Exercise task: Leave out the pictures and copy everything else in the entries exactly.

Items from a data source
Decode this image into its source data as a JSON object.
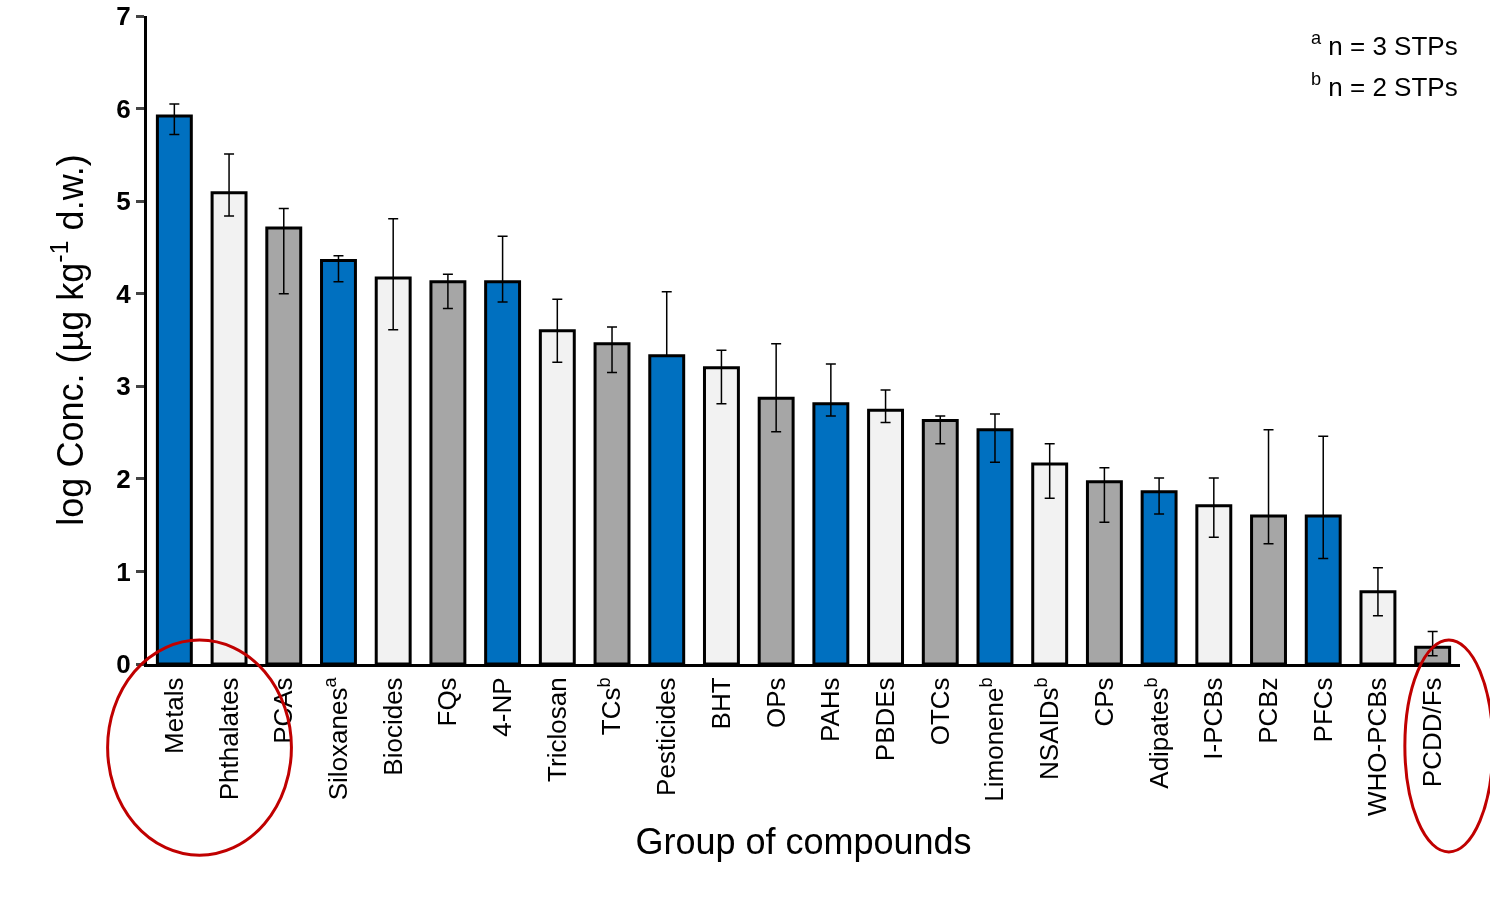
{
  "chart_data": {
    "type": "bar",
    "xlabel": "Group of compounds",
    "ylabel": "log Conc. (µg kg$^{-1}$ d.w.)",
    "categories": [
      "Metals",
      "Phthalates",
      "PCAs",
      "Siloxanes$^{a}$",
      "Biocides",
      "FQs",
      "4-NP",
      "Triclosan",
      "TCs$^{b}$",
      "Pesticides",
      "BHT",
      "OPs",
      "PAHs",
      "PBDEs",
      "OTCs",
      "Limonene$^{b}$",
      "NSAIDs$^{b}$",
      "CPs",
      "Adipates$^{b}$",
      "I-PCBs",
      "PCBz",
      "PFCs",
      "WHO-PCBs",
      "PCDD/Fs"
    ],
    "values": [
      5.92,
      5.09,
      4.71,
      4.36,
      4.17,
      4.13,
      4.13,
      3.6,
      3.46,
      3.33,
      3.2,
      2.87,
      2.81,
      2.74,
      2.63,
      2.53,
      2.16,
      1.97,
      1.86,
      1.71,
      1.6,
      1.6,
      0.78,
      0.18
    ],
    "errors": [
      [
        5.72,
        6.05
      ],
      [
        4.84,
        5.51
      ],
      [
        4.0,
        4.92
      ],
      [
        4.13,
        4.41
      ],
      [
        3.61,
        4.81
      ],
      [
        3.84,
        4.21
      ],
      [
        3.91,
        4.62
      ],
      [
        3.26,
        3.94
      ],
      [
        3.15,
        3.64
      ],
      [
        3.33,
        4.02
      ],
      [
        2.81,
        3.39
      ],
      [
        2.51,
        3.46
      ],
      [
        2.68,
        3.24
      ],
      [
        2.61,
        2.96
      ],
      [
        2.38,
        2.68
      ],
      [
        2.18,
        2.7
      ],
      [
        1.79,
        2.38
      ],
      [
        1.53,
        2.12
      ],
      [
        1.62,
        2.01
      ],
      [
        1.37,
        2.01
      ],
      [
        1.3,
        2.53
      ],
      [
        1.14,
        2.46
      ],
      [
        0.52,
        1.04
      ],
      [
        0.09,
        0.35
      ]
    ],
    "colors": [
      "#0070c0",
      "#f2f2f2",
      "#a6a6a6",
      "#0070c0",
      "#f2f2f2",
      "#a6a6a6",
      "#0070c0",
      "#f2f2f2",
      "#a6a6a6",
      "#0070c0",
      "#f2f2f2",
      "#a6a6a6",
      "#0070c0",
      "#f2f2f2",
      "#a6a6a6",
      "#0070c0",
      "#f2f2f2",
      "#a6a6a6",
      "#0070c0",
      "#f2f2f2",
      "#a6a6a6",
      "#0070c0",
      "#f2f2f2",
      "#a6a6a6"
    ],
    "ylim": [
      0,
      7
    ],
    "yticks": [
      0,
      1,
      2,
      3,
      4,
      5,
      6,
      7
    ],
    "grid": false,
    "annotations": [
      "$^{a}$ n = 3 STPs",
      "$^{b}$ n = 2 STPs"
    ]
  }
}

Written answer:
Decode this image into its source data as a JSON object.
{
  "chart_data": {
    "type": "bar",
    "xlabel": "Group of compounds",
    "ylabel": "log Conc. (µg kg$^{-1}$ d.w.)",
    "categories": [
      "Metals",
      "Phthalates",
      "PCAs",
      "Siloxanes$^{a}$",
      "Biocides",
      "FQs",
      "4-NP",
      "Triclosan",
      "TCs$^{b}$",
      "Pesticides",
      "BHT",
      "OPs",
      "PAHs",
      "PBDEs",
      "OTCs",
      "Limonene$^{b}$",
      "NSAIDs$^{b}$",
      "CPs",
      "Adipates$^{b}$",
      "I-PCBs",
      "PCBz",
      "PFCs",
      "WHO-PCBs",
      "PCDD/Fs"
    ],
    "values": [
      5.92,
      5.09,
      4.71,
      4.36,
      4.17,
      4.13,
      4.13,
      3.6,
      3.46,
      3.33,
      3.2,
      2.87,
      2.81,
      2.74,
      2.63,
      2.53,
      2.16,
      1.97,
      1.86,
      1.71,
      1.6,
      1.6,
      0.78,
      0.18
    ],
    "errors": [
      [
        5.72,
        6.05
      ],
      [
        4.84,
        5.51
      ],
      [
        4.0,
        4.92
      ],
      [
        4.13,
        4.41
      ],
      [
        3.61,
        4.81
      ],
      [
        3.84,
        4.21
      ],
      [
        3.91,
        4.62
      ],
      [
        3.26,
        3.94
      ],
      [
        3.15,
        3.64
      ],
      [
        3.33,
        4.02
      ],
      [
        2.81,
        3.39
      ],
      [
        2.51,
        3.46
      ],
      [
        2.68,
        3.24
      ],
      [
        2.61,
        2.96
      ],
      [
        2.38,
        2.68
      ],
      [
        2.18,
        2.7
      ],
      [
        1.79,
        2.38
      ],
      [
        1.53,
        2.12
      ],
      [
        1.62,
        2.01
      ],
      [
        1.37,
        2.01
      ],
      [
        1.3,
        2.53
      ],
      [
        1.14,
        2.46
      ],
      [
        0.52,
        1.04
      ],
      [
        0.09,
        0.35
      ]
    ],
    "colors": [
      "#0070c0",
      "#f2f2f2",
      "#a6a6a6",
      "#0070c0",
      "#f2f2f2",
      "#a6a6a6",
      "#0070c0",
      "#f2f2f2",
      "#a6a6a6",
      "#0070c0",
      "#f2f2f2",
      "#a6a6a6",
      "#0070c0",
      "#f2f2f2",
      "#a6a6a6",
      "#0070c0",
      "#f2f2f2",
      "#a6a6a6",
      "#0070c0",
      "#f2f2f2",
      "#a6a6a6",
      "#0070c0",
      "#f2f2f2",
      "#a6a6a6"
    ],
    "ylim": [
      0,
      7
    ],
    "yticks": [
      0,
      1,
      2,
      3,
      4,
      5,
      6,
      7
    ],
    "grid": false,
    "annotations": [
      "$^{a}$ n = 3 STPs",
      "$^{b}$ n = 2 STPs"
    ]
  }
}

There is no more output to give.